#### Work to do:
Repeat the entries that follow verbatim, without any of their pictures.

[Records]
══════════════════════════════
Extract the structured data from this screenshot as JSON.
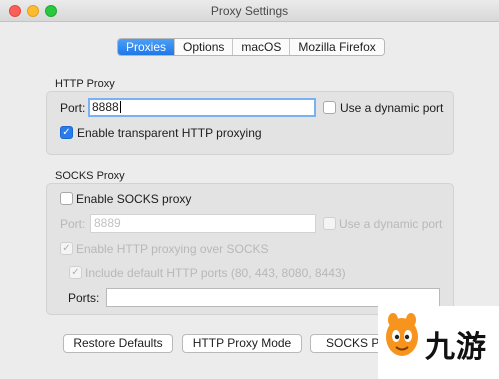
{
  "window": {
    "title": "Proxy Settings"
  },
  "tabs": [
    "Proxies",
    "Options",
    "macOS",
    "Mozilla Firefox"
  ],
  "http_proxy": {
    "group_label": "HTTP Proxy",
    "port_label": "Port:",
    "port_value": "8888",
    "dynamic_label": "Use a dynamic port",
    "dynamic_checked": false,
    "transparent_label": "Enable transparent HTTP proxying",
    "transparent_checked": true
  },
  "socks_proxy": {
    "group_label": "SOCKS Proxy",
    "enable_label": "Enable SOCKS proxy",
    "enable_checked": false,
    "port_label": "Port:",
    "port_placeholder": "8889",
    "dynamic_label": "Use a dynamic port",
    "http_over_socks_label": "Enable HTTP proxying over SOCKS",
    "include_ports_label": "Include default HTTP ports (80, 443, 8080, 8443)",
    "ports_label": "Ports:",
    "ports_value": ""
  },
  "buttons": {
    "restore": "Restore Defaults",
    "http_mode": "HTTP Proxy Mode",
    "socks_mode": "SOCKS Pro"
  },
  "watermark": {
    "text": "九游"
  },
  "colors": {
    "accent": "#2a7ce9",
    "focus_ring": "#7ab1f2"
  }
}
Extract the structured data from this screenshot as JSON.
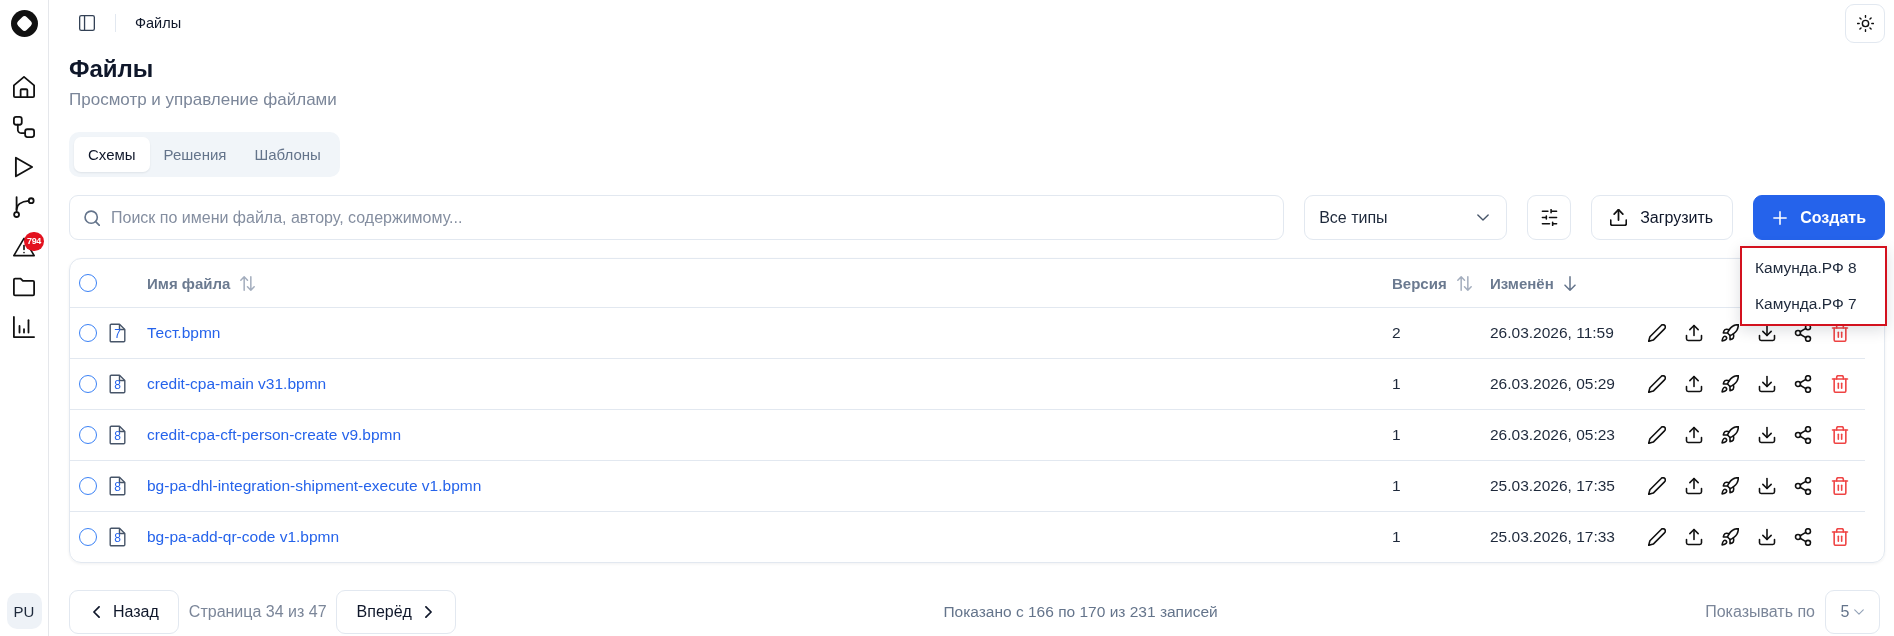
{
  "sidebar": {
    "alert_count": "794",
    "avatar": "PU"
  },
  "topbar": {
    "breadcrumb": "Файлы"
  },
  "header": {
    "title": "Файлы",
    "subtitle": "Просмотр и управление файлами"
  },
  "tabs": [
    {
      "label": "Схемы",
      "selected": true
    },
    {
      "label": "Решения",
      "selected": false
    },
    {
      "label": "Шаблоны",
      "selected": false
    }
  ],
  "toolbar": {
    "search": {
      "placeholder": "Поиск по имени файла, автору, содержимому..."
    },
    "type_filter": {
      "value": "Все типы"
    },
    "upload_button": "Загрузить",
    "create_button": "Создать",
    "create_menu": {
      "highlighted": true,
      "items": [
        {
          "label": "Камунда.РФ 8"
        },
        {
          "label": "Камунда.РФ 7"
        }
      ]
    }
  },
  "table": {
    "select_all": {
      "checked": false
    },
    "columns": [
      {
        "label": "Имя файла",
        "sort_active": false
      },
      {
        "label": "Версия",
        "sort_active": false
      },
      {
        "label": "Изменён",
        "sort_active": true
      }
    ],
    "rows": [
      {
        "selected": false,
        "engine_version": "7",
        "name": "Тест.bpmn",
        "version": "2",
        "modified": "26.03.2026, 11:59"
      },
      {
        "selected": false,
        "engine_version": "8",
        "name": "credit-cpa-main v31.bpmn",
        "version": "1",
        "modified": "26.03.2026, 05:29"
      },
      {
        "selected": false,
        "engine_version": "8",
        "name": "credit-cpa-cft-person-create v9.bpmn",
        "version": "1",
        "modified": "26.03.2026, 05:23"
      },
      {
        "selected": false,
        "engine_version": "8",
        "name": "bg-pa-dhl-integration-shipment-execute v1.bpmn",
        "version": "1",
        "modified": "25.03.2026, 17:35"
      },
      {
        "selected": false,
        "engine_version": "8",
        "name": "bg-pa-add-qr-code v1.bpmn",
        "version": "1",
        "modified": "25.03.2026, 17:33"
      }
    ]
  },
  "pagination": {
    "previous": "Назад",
    "page_info": "Страница 34 из 47",
    "next": "Вперёд",
    "summary": "Показано с 166 по 170 из 231 записей",
    "page_size_label": "Показывать по",
    "page_size": "5"
  }
}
══════════════════════════════
#### Exercise output:
Extract the structured data from this screenshot as JSON.
{
  "window": {
    "title": "Proxy Settings"
  },
  "tabs": [
    "Proxies",
    "Options",
    "macOS",
    "Mozilla Firefox"
  ],
  "http_proxy": {
    "group_label": "HTTP Proxy",
    "port_label": "Port:",
    "port_value": "8888",
    "dynamic_label": "Use a dynamic port",
    "dynamic_checked": false,
    "transparent_label": "Enable transparent HTTP proxying",
    "transparent_checked": true
  },
  "socks_proxy": {
    "group_label": "SOCKS Proxy",
    "enable_label": "Enable SOCKS proxy",
    "enable_checked": false,
    "port_label": "Port:",
    "port_placeholder": "8889",
    "dynamic_label": "Use a dynamic port",
    "http_over_socks_label": "Enable HTTP proxying over SOCKS",
    "include_ports_label": "Include default HTTP ports (80, 443, 8080, 8443)",
    "ports_label": "Ports:",
    "ports_value": ""
  },
  "buttons": {
    "restore": "Restore Defaults",
    "http_mode": "HTTP Proxy Mode",
    "socks_mode": "SOCKS Pro"
  },
  "watermark": {
    "text": "九游"
  },
  "colors": {
    "accent": "#2a7ce9",
    "focus_ring": "#7ab1f2"
  }
}
Extract the structured data from this screenshot as JSON.
{
  "sidebar": {
    "alert_count": "794",
    "avatar": "PU"
  },
  "topbar": {
    "breadcrumb": "Файлы"
  },
  "header": {
    "title": "Файлы",
    "subtitle": "Просмотр и управление файлами"
  },
  "tabs": [
    {
      "label": "Схемы",
      "selected": true
    },
    {
      "label": "Решения",
      "selected": false
    },
    {
      "label": "Шаблоны",
      "selected": false
    }
  ],
  "toolbar": {
    "search": {
      "placeholder": "Поиск по имени файла, автору, содержимому..."
    },
    "type_filter": {
      "value": "Все типы"
    },
    "upload_button": "Загрузить",
    "create_button": "Создать",
    "create_menu": {
      "highlighted": true,
      "items": [
        {
          "label": "Камунда.РФ 8"
        },
        {
          "label": "Камунда.РФ 7"
        }
      ]
    }
  },
  "table": {
    "select_all": {
      "checked": false
    },
    "columns": [
      {
        "label": "Имя файла",
        "sort_active": false
      },
      {
        "label": "Версия",
        "sort_active": false
      },
      {
        "label": "Изменён",
        "sort_active": true
      }
    ],
    "rows": [
      {
        "selected": false,
        "engine_version": "7",
        "name": "Тест.bpmn",
        "version": "2",
        "modified": "26.03.2026, 11:59"
      },
      {
        "selected": false,
        "engine_version": "8",
        "name": "credit-cpa-main v31.bpmn",
        "version": "1",
        "modified": "26.03.2026, 05:29"
      },
      {
        "selected": false,
        "engine_version": "8",
        "name": "credit-cpa-cft-person-create v9.bpmn",
        "version": "1",
        "modified": "26.03.2026, 05:23"
      },
      {
        "selected": false,
        "engine_version": "8",
        "name": "bg-pa-dhl-integration-shipment-execute v1.bpmn",
        "version": "1",
        "modified": "25.03.2026, 17:35"
      },
      {
        "selected": false,
        "engine_version": "8",
        "name": "bg-pa-add-qr-code v1.bpmn",
        "version": "1",
        "modified": "25.03.2026, 17:33"
      }
    ]
  },
  "pagination": {
    "previous": "Назад",
    "page_info": "Страница 34 из 47",
    "next": "Вперёд",
    "summary": "Показано с 166 по 170 из 231 записей",
    "page_size_label": "Показывать по",
    "page_size": "5"
  }
}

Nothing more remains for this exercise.